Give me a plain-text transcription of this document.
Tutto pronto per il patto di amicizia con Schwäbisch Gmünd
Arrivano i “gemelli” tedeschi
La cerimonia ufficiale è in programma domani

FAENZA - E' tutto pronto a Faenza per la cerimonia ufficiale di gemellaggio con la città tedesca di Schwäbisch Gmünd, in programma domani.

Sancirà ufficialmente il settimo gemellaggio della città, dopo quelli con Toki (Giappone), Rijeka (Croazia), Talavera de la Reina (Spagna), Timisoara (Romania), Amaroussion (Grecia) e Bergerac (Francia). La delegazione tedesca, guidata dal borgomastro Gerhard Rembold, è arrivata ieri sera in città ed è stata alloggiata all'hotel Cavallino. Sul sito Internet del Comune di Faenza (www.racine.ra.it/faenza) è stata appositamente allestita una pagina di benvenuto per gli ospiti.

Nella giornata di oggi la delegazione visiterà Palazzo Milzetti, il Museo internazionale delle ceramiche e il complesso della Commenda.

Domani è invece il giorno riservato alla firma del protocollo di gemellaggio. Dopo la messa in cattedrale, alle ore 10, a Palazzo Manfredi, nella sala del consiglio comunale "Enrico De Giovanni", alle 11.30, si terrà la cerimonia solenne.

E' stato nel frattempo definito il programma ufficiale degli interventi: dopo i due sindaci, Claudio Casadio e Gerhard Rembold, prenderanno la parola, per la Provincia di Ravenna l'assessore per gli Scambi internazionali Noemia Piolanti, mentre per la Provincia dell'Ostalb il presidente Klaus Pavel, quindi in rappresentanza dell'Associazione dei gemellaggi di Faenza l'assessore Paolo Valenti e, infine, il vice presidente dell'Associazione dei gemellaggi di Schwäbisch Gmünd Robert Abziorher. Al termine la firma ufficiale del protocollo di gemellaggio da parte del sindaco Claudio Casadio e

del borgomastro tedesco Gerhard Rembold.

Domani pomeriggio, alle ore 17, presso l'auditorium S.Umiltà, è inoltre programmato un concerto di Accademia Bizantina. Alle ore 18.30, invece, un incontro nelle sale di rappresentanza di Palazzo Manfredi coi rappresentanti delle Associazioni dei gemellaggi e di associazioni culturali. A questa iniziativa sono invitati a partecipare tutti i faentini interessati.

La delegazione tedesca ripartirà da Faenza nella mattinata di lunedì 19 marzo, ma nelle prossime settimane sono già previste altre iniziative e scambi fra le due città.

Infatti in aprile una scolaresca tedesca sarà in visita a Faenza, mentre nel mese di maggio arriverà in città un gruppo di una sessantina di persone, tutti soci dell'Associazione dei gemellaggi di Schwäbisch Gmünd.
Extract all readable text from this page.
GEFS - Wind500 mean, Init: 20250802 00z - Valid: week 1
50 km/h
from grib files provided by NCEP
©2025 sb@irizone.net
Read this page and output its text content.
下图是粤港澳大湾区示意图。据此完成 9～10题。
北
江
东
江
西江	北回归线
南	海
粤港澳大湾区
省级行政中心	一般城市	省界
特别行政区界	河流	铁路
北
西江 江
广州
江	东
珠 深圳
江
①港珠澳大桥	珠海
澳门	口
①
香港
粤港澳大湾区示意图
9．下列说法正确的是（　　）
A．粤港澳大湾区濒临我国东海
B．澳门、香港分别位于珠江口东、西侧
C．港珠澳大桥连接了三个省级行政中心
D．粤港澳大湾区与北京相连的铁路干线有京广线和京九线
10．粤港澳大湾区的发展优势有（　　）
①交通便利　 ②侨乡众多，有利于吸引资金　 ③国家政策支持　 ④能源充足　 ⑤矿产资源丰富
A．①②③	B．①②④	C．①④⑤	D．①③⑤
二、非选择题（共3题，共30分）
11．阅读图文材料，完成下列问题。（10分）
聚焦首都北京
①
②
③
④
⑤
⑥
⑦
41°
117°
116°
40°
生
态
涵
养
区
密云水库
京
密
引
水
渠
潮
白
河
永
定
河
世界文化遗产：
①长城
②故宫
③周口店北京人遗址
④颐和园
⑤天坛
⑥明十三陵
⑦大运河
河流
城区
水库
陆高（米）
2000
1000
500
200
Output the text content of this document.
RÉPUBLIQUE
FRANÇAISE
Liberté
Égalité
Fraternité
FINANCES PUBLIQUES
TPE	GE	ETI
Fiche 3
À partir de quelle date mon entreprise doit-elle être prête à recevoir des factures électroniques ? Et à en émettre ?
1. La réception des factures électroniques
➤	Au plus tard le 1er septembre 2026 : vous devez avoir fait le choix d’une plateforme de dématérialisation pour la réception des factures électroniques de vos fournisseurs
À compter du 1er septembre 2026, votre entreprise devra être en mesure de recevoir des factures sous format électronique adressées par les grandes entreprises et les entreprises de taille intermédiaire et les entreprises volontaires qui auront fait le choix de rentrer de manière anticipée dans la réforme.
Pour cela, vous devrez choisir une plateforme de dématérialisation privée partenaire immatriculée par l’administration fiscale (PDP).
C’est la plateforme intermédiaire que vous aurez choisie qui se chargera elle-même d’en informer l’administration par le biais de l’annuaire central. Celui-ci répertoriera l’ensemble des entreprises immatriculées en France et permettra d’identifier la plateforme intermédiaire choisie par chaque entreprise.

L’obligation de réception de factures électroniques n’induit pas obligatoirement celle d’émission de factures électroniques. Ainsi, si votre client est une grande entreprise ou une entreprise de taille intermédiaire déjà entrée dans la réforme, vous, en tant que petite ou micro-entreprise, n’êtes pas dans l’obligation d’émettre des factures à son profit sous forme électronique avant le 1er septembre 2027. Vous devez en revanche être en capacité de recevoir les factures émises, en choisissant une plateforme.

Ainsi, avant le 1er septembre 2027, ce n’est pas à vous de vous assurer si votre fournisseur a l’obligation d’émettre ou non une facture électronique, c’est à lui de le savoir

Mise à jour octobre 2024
#####
## DIRECTIVE
Nothing should be left out: return all of the records exactly.

## RESPONSE FOR THIS EXERCISE
Give me a plain-text transcription of this document.
Tutto pronto per il patto di amicizia con Schwäbisch Gmünd
Arrivano i “gemelli” tedeschi
La cerimonia ufficiale è in programma domani

FAENZA - E' tutto pronto a Faenza per la cerimonia ufficiale di gemellaggio con la città tedesca di Schwäbisch Gmünd, in programma domani.

Sancirà ufficialmente il settimo gemellaggio della città, dopo quelli con Toki (Giappone), Rijeka (Croazia), Talavera de la Reina (Spagna), Timisoara (Romania), Amaroussion (Grecia) e Bergerac (Francia). La delegazione tedesca, guidata dal borgomastro Gerhard Rembold, è arrivata ieri sera in città ed è stata alloggiata all'hotel Cavallino. Sul sito Internet del Comune di Faenza (www.racine.ra.it/faenza) è stata appositamente allestita una pagina di benvenuto per gli ospiti.

Nella giornata di oggi la delegazione visiterà Palazzo Milzetti, il Museo internazionale delle ceramiche e il complesso della Commenda.

Domani è invece il giorno riservato alla firma del protocollo di gemellaggio. Dopo la messa in cattedrale, alle ore 10, a Palazzo Manfredi, nella sala del consiglio comunale "Enrico De Giovanni", alle 11.30, si terrà la cerimonia solenne.

E' stato nel frattempo definito il programma ufficiale degli interventi: dopo i due sindaci, Claudio Casadio e Gerhard Rembold, prenderanno la parola, per la Provincia di Ravenna l'assessore per gli Scambi internazionali Noemia Piolanti, mentre per la Provincia dell'Ostalb il presidente Klaus Pavel, quindi in rappresentanza dell'Associazione dei gemellaggi di Faenza l'assessore Paolo Valenti e, infine, il vice presidente dell'Associazione dei gemellaggi di Schwäbisch Gmünd Robert Abziorher. Al termine la firma ufficiale del protocollo di gemellaggio da parte del sindaco Claudio Casadio e

del borgomastro tedesco Gerhard Rembold.

Domani pomeriggio, alle ore 17, presso l'auditorium S.Umiltà, è inoltre programmato un concerto di Accademia Bizantina. Alle ore 18.30, invece, un incontro nelle sale di rappresentanza di Palazzo Manfredi coi rappresentanti delle Associazioni dei gemellaggi e di associazioni culturali. A questa iniziativa sono invitati a partecipare tutti i faentini interessati.

La delegazione tedesca ripartirà da Faenza nella mattinata di lunedì 19 marzo, ma nelle prossime settimane sono già previste altre iniziative e scambi fra le due città.

Infatti in aprile una scolaresca tedesca sarà in visita a Faenza, mentre nel mese di maggio arriverà in città un gruppo di una sessantina di persone, tutti soci dell'Associazione dei gemellaggi di Schwäbisch Gmünd.
Extract all readable text from this page.
GEFS - Wind500 mean, Init: 20250802 00z - Valid: week 1
50 km/h
from grib files provided by NCEP
©2025 sb@irizone.net
Read this page and output its text content.
下图是粤港澳大湾区示意图。据此完成 9～10题。
北
江
东
江
西江	北回归线
南	海
粤港澳大湾区
省级行政中心	一般城市	省界
特别行政区界	河流	铁路
北
西江 江
广州
江	东
珠 深圳
江
①港珠澳大桥	珠海
澳门	口
①
香港
粤港澳大湾区示意图
9．下列说法正确的是（　　）
A．粤港澳大湾区濒临我国东海
B．澳门、香港分别位于珠江口东、西侧
C．港珠澳大桥连接了三个省级行政中心
D．粤港澳大湾区与北京相连的铁路干线有京广线和京九线
10．粤港澳大湾区的发展优势有（　　）
①交通便利　 ②侨乡众多，有利于吸引资金　 ③国家政策支持　 ④能源充足　 ⑤矿产资源丰富
A．①②③	B．①②④	C．①④⑤	D．①③⑤
二、非选择题（共3题，共30分）
11．阅读图文材料，完成下列问题。（10分）
聚焦首都北京
①
②
③
④
⑤
⑥
⑦
41°
117°
116°
40°
生
态
涵
养
区
密云水库
京
密
引
水
渠
潮
白
河
永
定
河
世界文化遗产：
①长城
②故宫
③周口店北京人遗址
④颐和园
⑤天坛
⑥明十三陵
⑦大运河
河流
城区
水库
陆高（米）
2000
1000
500
200
Output the text content of this document.
RÉPUBLIQUE
FRANÇAISE
Liberté
Égalité
Fraternité
FINANCES PUBLIQUES
TPE	GE	ETI
Fiche 3
À partir de quelle date mon entreprise doit-elle être prête à recevoir des factures électroniques ? Et à en émettre ?
1. La réception des factures électroniques
➤	Au plus tard le 1er septembre 2026 : vous devez avoir fait le choix d’une plateforme de dématérialisation pour la réception des factures électroniques de vos fournisseurs
À compter du 1er septembre 2026, votre entreprise devra être en mesure de recevoir des factures sous format électronique adressées par les grandes entreprises et les entreprises de taille intermédiaire et les entreprises volontaires qui auront fait le choix de rentrer de manière anticipée dans la réforme.
Pour cela, vous devrez choisir une plateforme de dématérialisation privée partenaire immatriculée par l’administration fiscale (PDP).
C’est la plateforme intermédiaire que vous aurez choisie qui se chargera elle-même d’en informer l’administration par le biais de l’annuaire central. Celui-ci répertoriera l’ensemble des entreprises immatriculées en France et permettra d’identifier la plateforme intermédiaire choisie par chaque entreprise.

L’obligation de réception de factures électroniques n’induit pas obligatoirement celle d’émission de factures électroniques. Ainsi, si votre client est une grande entreprise ou une entreprise de taille intermédiaire déjà entrée dans la réforme, vous, en tant que petite ou micro-entreprise, n’êtes pas dans l’obligation d’émettre des factures à son profit sous forme électronique avant le 1er septembre 2027. Vous devez en revanche être en capacité de recevoir les factures émises, en choisissant une plateforme.

Ainsi, avant le 1er septembre 2027, ce n’est pas à vous de vous assurer si votre fournisseur a l’obligation d’émettre ou non une facture électronique, c’est à lui de le savoir

Mise à jour octobre 2024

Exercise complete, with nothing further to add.